[Dataset items]
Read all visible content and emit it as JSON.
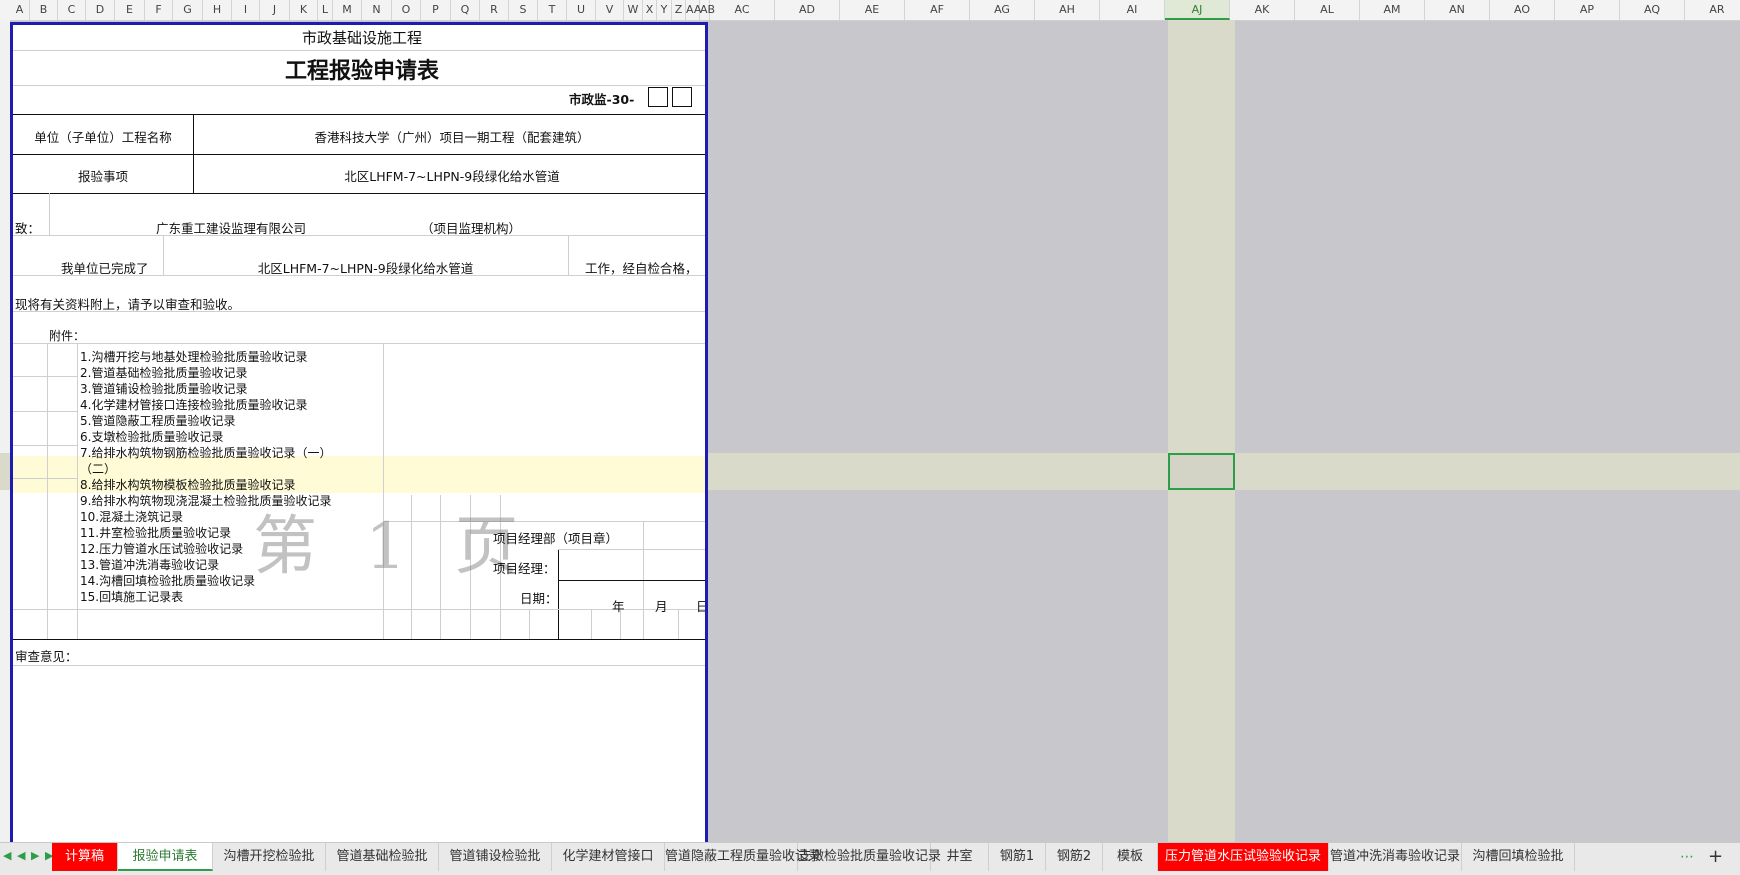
{
  "columns": {
    "narrow": [
      "A",
      "B",
      "C",
      "D",
      "E",
      "F",
      "G",
      "H",
      "I",
      "J",
      "K",
      "L",
      "M",
      "N",
      "O",
      "P",
      "Q",
      "R",
      "S",
      "T",
      "U",
      "V",
      "W",
      "X",
      "Y",
      "Z",
      "AA",
      "AB"
    ],
    "wide": [
      "AC",
      "AD",
      "AE",
      "AF",
      "AG",
      "AH",
      "AI",
      "AJ",
      "AK",
      "AL",
      "AM",
      "AN",
      "AO",
      "AP",
      "AQ",
      "AR"
    ],
    "active": "AJ"
  },
  "doc": {
    "category": "市政基础设施工程",
    "title": "工程报验申请表",
    "code_label": "市政监-30-",
    "unit_label": "单位（子单位）工程名称",
    "unit_value": "香港科技大学（广州）项目一期工程（配套建筑）",
    "item_label": "报验事项",
    "item_value": "北区LHFM-7~LHPN-9段绿化给水管道",
    "to_label": "致：",
    "to_value": "广东重工建设监理有限公司",
    "to_suffix": "（项目监理机构）",
    "done_prefix": "我单位已完成了",
    "done_value": "北区LHFM-7~LHPN-9段绿化给水管道",
    "done_suffix": "工作，经自检合格，",
    "submit_text": "现将有关资料附上，请予以审查和验收。",
    "attach_label": "附件：",
    "attachments": [
      "1.沟槽开挖与地基处理检验批质量验收记录",
      "2.管道基础检验批质量验收记录",
      "3.管道铺设检验批质量验收记录",
      "4.化学建材管接口连接检验批质量验收记录",
      "5.管道隐蔽工程质量验收记录",
      "6.支墩检验批质量验收记录",
      "7.给排水构筑物钢筋检验批质量验收记录（一）",
      "（二）",
      "8.给排水构筑物模板检验批质量验收记录",
      "9.给排水构筑物现浇混凝土检验批质量验收记录",
      "10.混凝土浇筑记录",
      "11.井室检验批质量验收记录",
      "12.压力管道水压试验验收记录",
      "13.管道冲洗消毒验收记录",
      "14.沟槽回填检验批质量验收记录",
      "15.回填施工记录表"
    ],
    "dept_label": "项目经理部（项目章）",
    "manager_label": "项目经理：",
    "date_label": "日期：",
    "year": "年",
    "month": "月",
    "day": "日",
    "review_label": "审查意见：",
    "watermark": "第 1 页"
  },
  "tabs": [
    {
      "label": "计算稿",
      "style": "red"
    },
    {
      "label": "报验申请表",
      "style": "active"
    },
    {
      "label": "沟槽开挖检验批",
      "style": "normal"
    },
    {
      "label": "管道基础检验批",
      "style": "normal"
    },
    {
      "label": "管道铺设检验批",
      "style": "normal"
    },
    {
      "label": "化学建材管接口",
      "style": "normal"
    },
    {
      "label": "管道隐蔽工程质量验收记录",
      "style": "normal"
    },
    {
      "label": "支墩检验批质量验收记录",
      "style": "normal"
    },
    {
      "label": "井室",
      "style": "normal"
    },
    {
      "label": "钢筋1",
      "style": "normal"
    },
    {
      "label": "钢筋2",
      "style": "normal"
    },
    {
      "label": "模板",
      "style": "normal"
    },
    {
      "label": "压力管道水压试验验收记录",
      "style": "red"
    },
    {
      "label": "管道冲洗消毒验收记录",
      "style": "normal"
    },
    {
      "label": "沟槽回填检验批",
      "style": "normal"
    }
  ],
  "colors": {
    "page_border": "#1c1cb0",
    "active_green": "#2e9d48",
    "red_tab": "#ff0000",
    "highlight_row": "#fffbd6"
  }
}
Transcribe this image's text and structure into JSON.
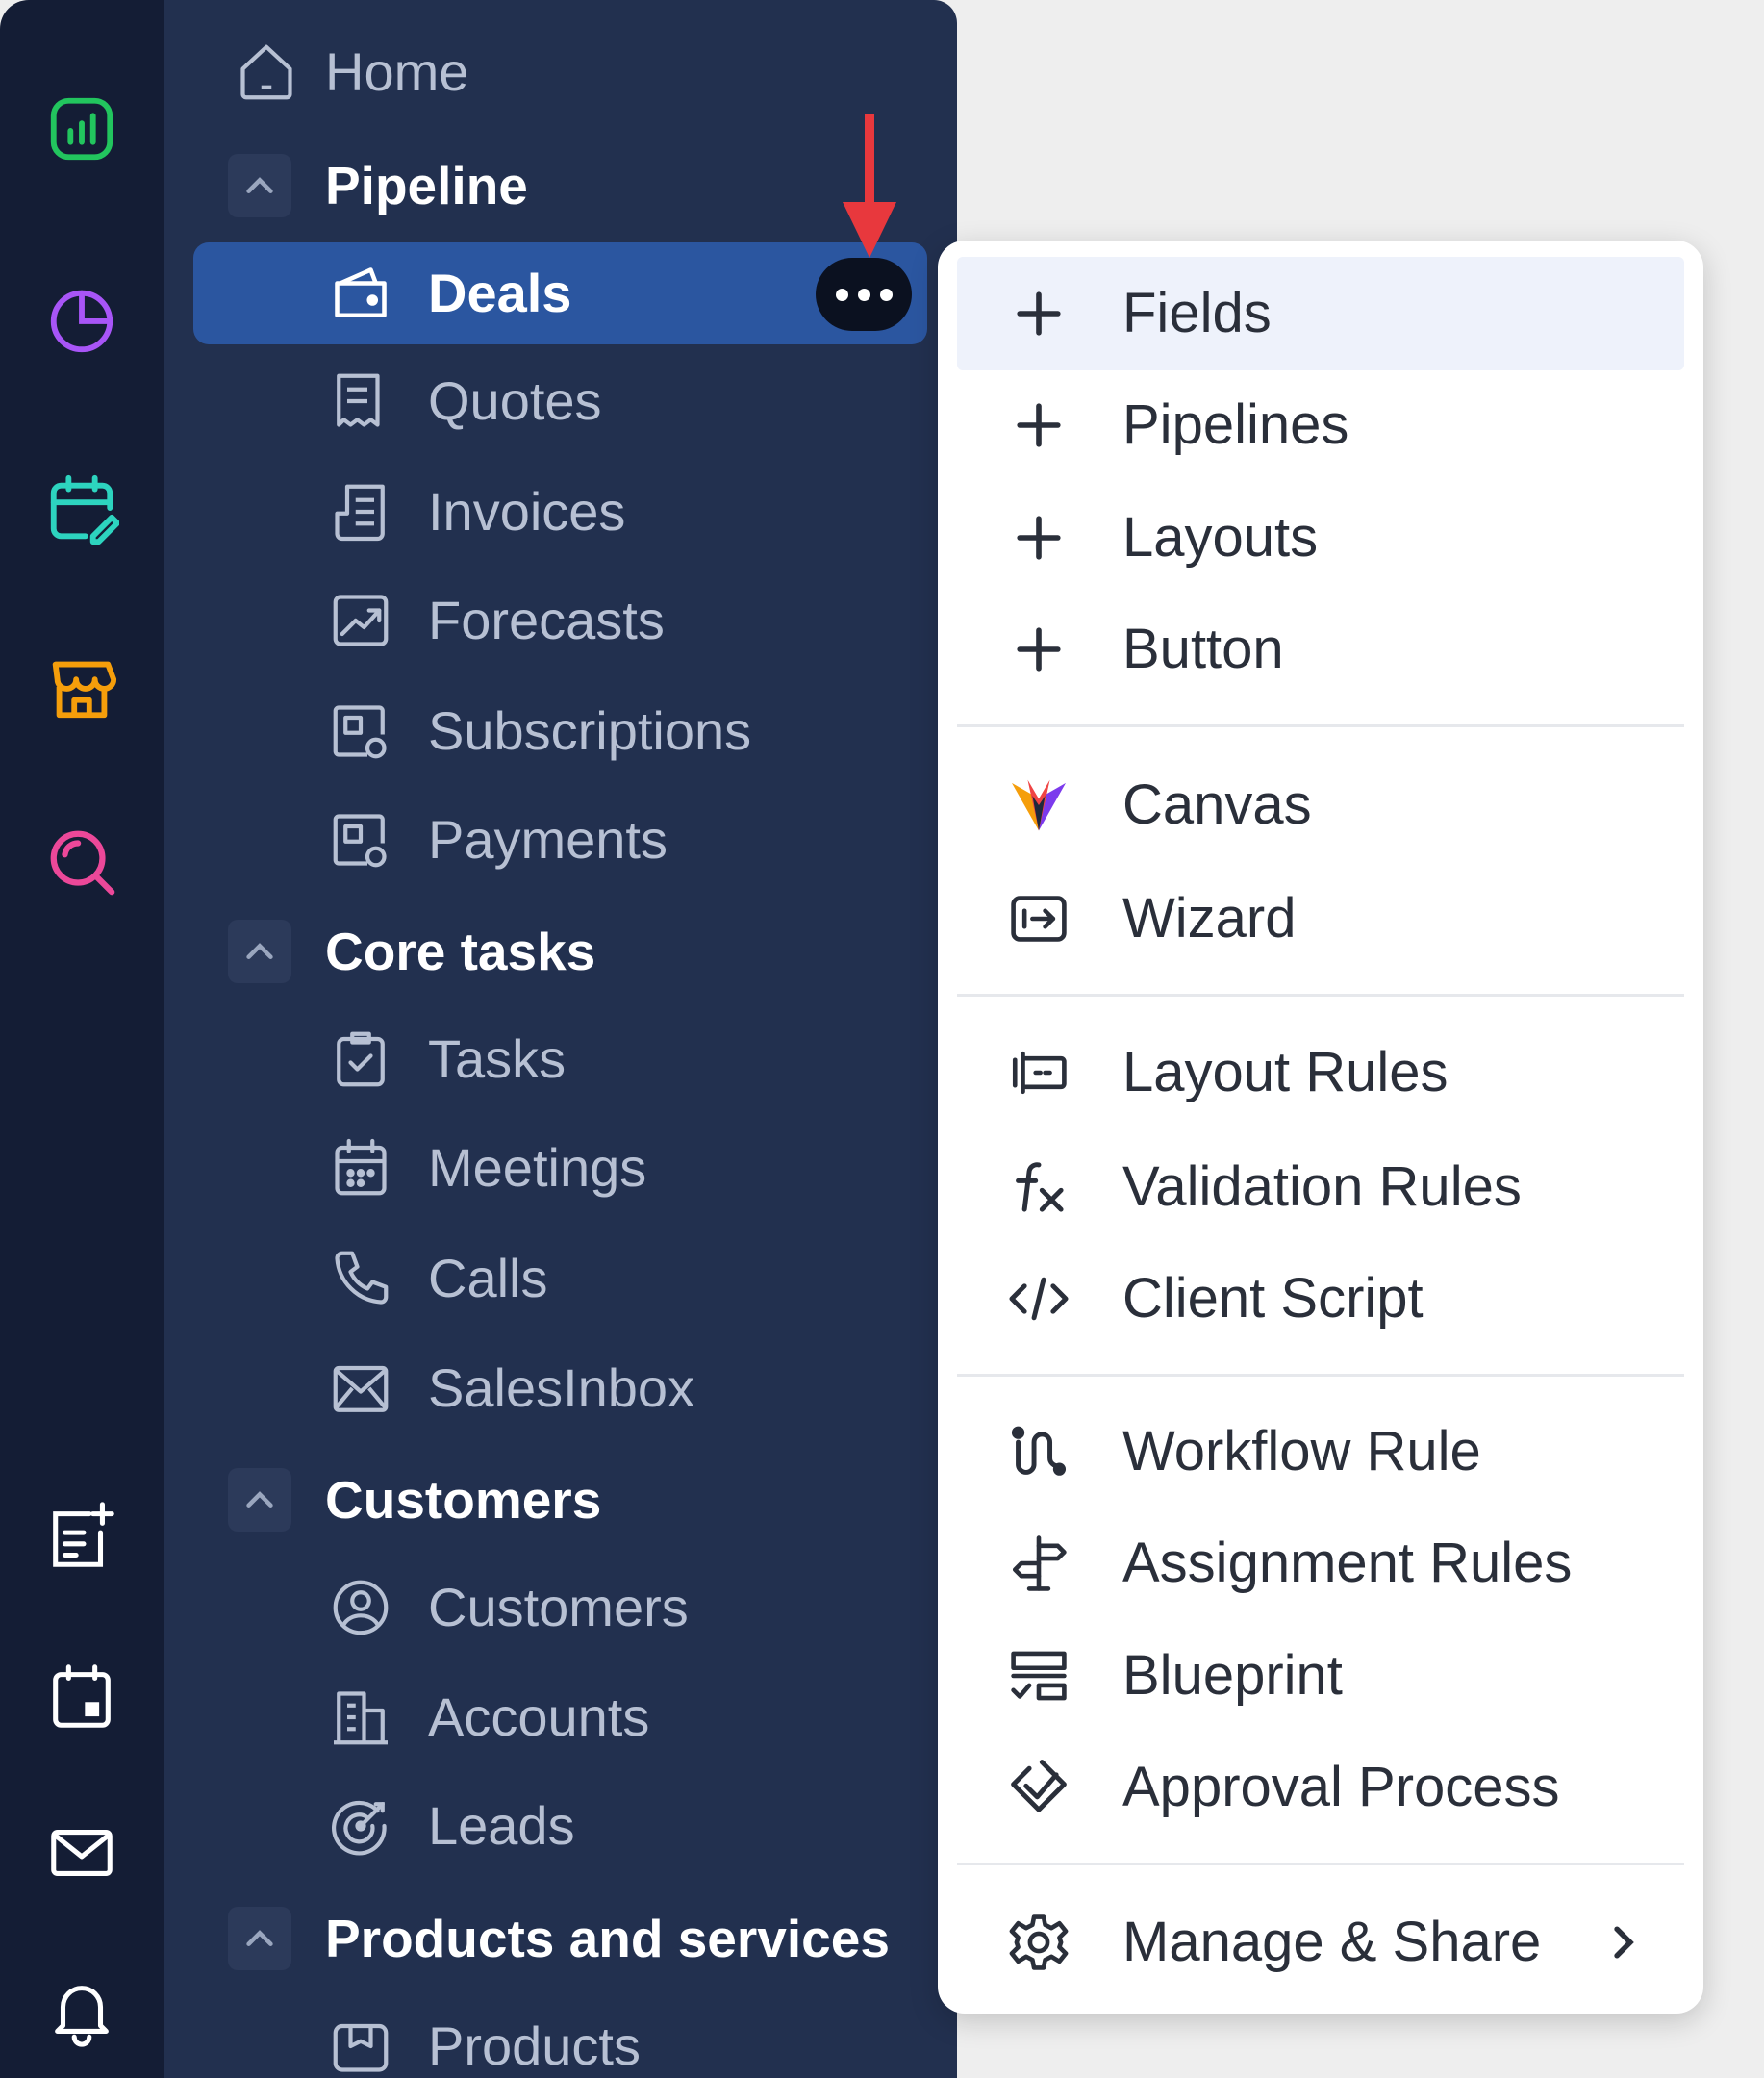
{
  "rail": {
    "icons": [
      "analytics-icon",
      "reports-pie-icon",
      "calendar-edit-icon",
      "store-icon",
      "search-analytics-icon",
      "new-note-icon",
      "calendar-icon",
      "mail-icon",
      "bell-icon"
    ]
  },
  "sidebar": {
    "home": "Home",
    "sections": [
      {
        "title": "Pipeline",
        "items": [
          "Deals",
          "Quotes",
          "Invoices",
          "Forecasts",
          "Subscriptions",
          "Payments"
        ]
      },
      {
        "title": "Core tasks",
        "items": [
          "Tasks",
          "Meetings",
          "Calls",
          "SalesInbox"
        ]
      },
      {
        "title": "Customers",
        "items": [
          "Customers",
          "Accounts",
          "Leads"
        ]
      },
      {
        "title": "Products and services",
        "items": [
          "Products"
        ]
      }
    ]
  },
  "menu": {
    "add_group": [
      "Fields",
      "Pipelines",
      "Layouts",
      "Button"
    ],
    "design_group": [
      "Canvas",
      "Wizard"
    ],
    "rules_group": [
      "Layout Rules",
      "Validation Rules",
      "Client Script"
    ],
    "automation_group": [
      "Workflow Rule",
      "Assignment Rules",
      "Blueprint",
      "Approval Process"
    ],
    "manage": "Manage & Share"
  },
  "colors": {
    "rail_bg": "#141d35",
    "sidebar_bg": "#22304f",
    "selected_bg": "#2b56a0",
    "annotation_arrow": "#e8383d"
  }
}
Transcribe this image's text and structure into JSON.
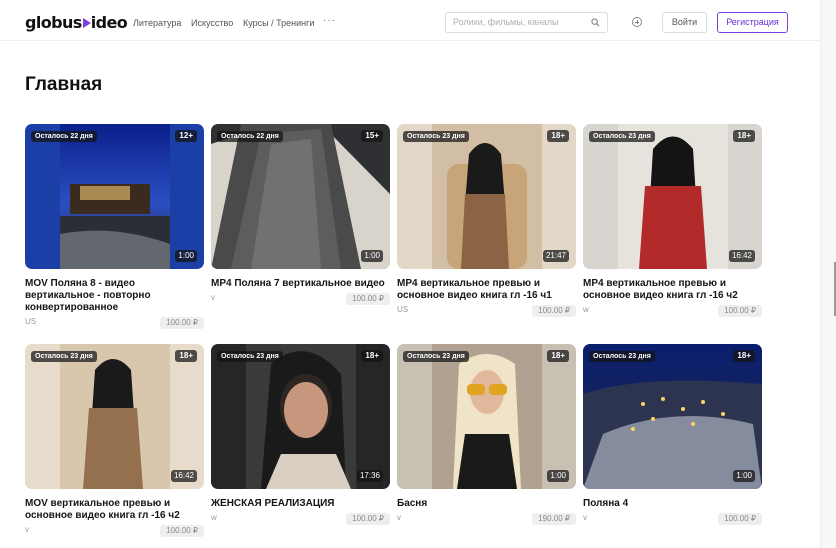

Task details — Transcribe the records above exactly, leaving out every picture.

Final answer —
Read all visible content and emit it as JSON.
{
  "columns": {
    "narrow": [
      "A",
      "B",
      "C",
      "D",
      "E",
      "F",
      "G",
      "H",
      "I",
      "J",
      "K",
      "L",
      "M",
      "N",
      "O",
      "P",
      "Q",
      "R",
      "S",
      "T",
      "U",
      "V",
      "W",
      "X",
      "Y",
      "Z",
      "AA",
      "AB"
    ],
    "wide": [
      "AC",
      "AD",
      "AE",
      "AF",
      "AG",
      "AH",
      "AI",
      "AJ",
      "AK",
      "AL",
      "AM",
      "AN",
      "AO",
      "AP",
      "AQ",
      "AR"
    ],
    "active": "AJ"
  },
  "doc": {
    "category": "市政基础设施工程",
    "title": "工程报验申请表",
    "code_label": "市政监-30-",
    "unit_label": "单位（子单位）工程名称",
    "unit_value": "香港科技大学（广州）项目一期工程（配套建筑）",
    "item_label": "报验事项",
    "item_value": "北区LHFM-7~LHPN-9段绿化给水管道",
    "to_label": "致：",
    "to_value": "广东重工建设监理有限公司",
    "to_suffix": "（项目监理机构）",
    "done_prefix": "我单位已完成了",
    "done_value": "北区LHFM-7~LHPN-9段绿化给水管道",
    "done_suffix": "工作，经自检合格，",
    "submit_text": "现将有关资料附上，请予以审查和验收。",
    "attach_label": "附件：",
    "attachments": [
      "1.沟槽开挖与地基处理检验批质量验收记录",
      "2.管道基础检验批质量验收记录",
      "3.管道铺设检验批质量验收记录",
      "4.化学建材管接口连接检验批质量验收记录",
      "5.管道隐蔽工程质量验收记录",
      "6.支墩检验批质量验收记录",
      "7.给排水构筑物钢筋检验批质量验收记录（一）",
      "（二）",
      "8.给排水构筑物模板检验批质量验收记录",
      "9.给排水构筑物现浇混凝土检验批质量验收记录",
      "10.混凝土浇筑记录",
      "11.井室检验批质量验收记录",
      "12.压力管道水压试验验收记录",
      "13.管道冲洗消毒验收记录",
      "14.沟槽回填检验批质量验收记录",
      "15.回填施工记录表"
    ],
    "dept_label": "项目经理部（项目章）",
    "manager_label": "项目经理：",
    "date_label": "日期：",
    "year": "年",
    "month": "月",
    "day": "日",
    "review_label": "审查意见：",
    "watermark": "第 1 页"
  },
  "tabs": [
    {
      "label": "计算稿",
      "style": "red"
    },
    {
      "label": "报验申请表",
      "style": "active"
    },
    {
      "label": "沟槽开挖检验批",
      "style": "normal"
    },
    {
      "label": "管道基础检验批",
      "style": "normal"
    },
    {
      "label": "管道铺设检验批",
      "style": "normal"
    },
    {
      "label": "化学建材管接口",
      "style": "normal"
    },
    {
      "label": "管道隐蔽工程质量验收记录",
      "style": "normal"
    },
    {
      "label": "支墩检验批质量验收记录",
      "style": "normal"
    },
    {
      "label": "井室",
      "style": "normal"
    },
    {
      "label": "钢筋1",
      "style": "normal"
    },
    {
      "label": "钢筋2",
      "style": "normal"
    },
    {
      "label": "模板",
      "style": "normal"
    },
    {
      "label": "压力管道水压试验验收记录",
      "style": "red"
    },
    {
      "label": "管道冲洗消毒验收记录",
      "style": "normal"
    },
    {
      "label": "沟槽回填检验批",
      "style": "normal"
    }
  ],
  "colors": {
    "page_border": "#1c1cb0",
    "active_green": "#2e9d48",
    "red_tab": "#ff0000",
    "highlight_row": "#fffbd6"
  }
}
Transcribe this image's text and structure into JSON.
{
  "rail": {
    "icons": [
      "analytics-icon",
      "reports-pie-icon",
      "calendar-edit-icon",
      "store-icon",
      "search-analytics-icon",
      "new-note-icon",
      "calendar-icon",
      "mail-icon",
      "bell-icon"
    ]
  },
  "sidebar": {
    "home": "Home",
    "sections": [
      {
        "title": "Pipeline",
        "items": [
          "Deals",
          "Quotes",
          "Invoices",
          "Forecasts",
          "Subscriptions",
          "Payments"
        ]
      },
      {
        "title": "Core tasks",
        "items": [
          "Tasks",
          "Meetings",
          "Calls",
          "SalesInbox"
        ]
      },
      {
        "title": "Customers",
        "items": [
          "Customers",
          "Accounts",
          "Leads"
        ]
      },
      {
        "title": "Products and services",
        "items": [
          "Products"
        ]
      }
    ]
  },
  "menu": {
    "add_group": [
      "Fields",
      "Pipelines",
      "Layouts",
      "Button"
    ],
    "design_group": [
      "Canvas",
      "Wizard"
    ],
    "rules_group": [
      "Layout Rules",
      "Validation Rules",
      "Client Script"
    ],
    "automation_group": [
      "Workflow Rule",
      "Assignment Rules",
      "Blueprint",
      "Approval Process"
    ],
    "manage": "Manage & Share"
  },
  "colors": {
    "rail_bg": "#141d35",
    "sidebar_bg": "#22304f",
    "selected_bg": "#2b56a0",
    "annotation_arrow": "#e8383d"
  }
}
Transcribe this image's text and structure into JSON.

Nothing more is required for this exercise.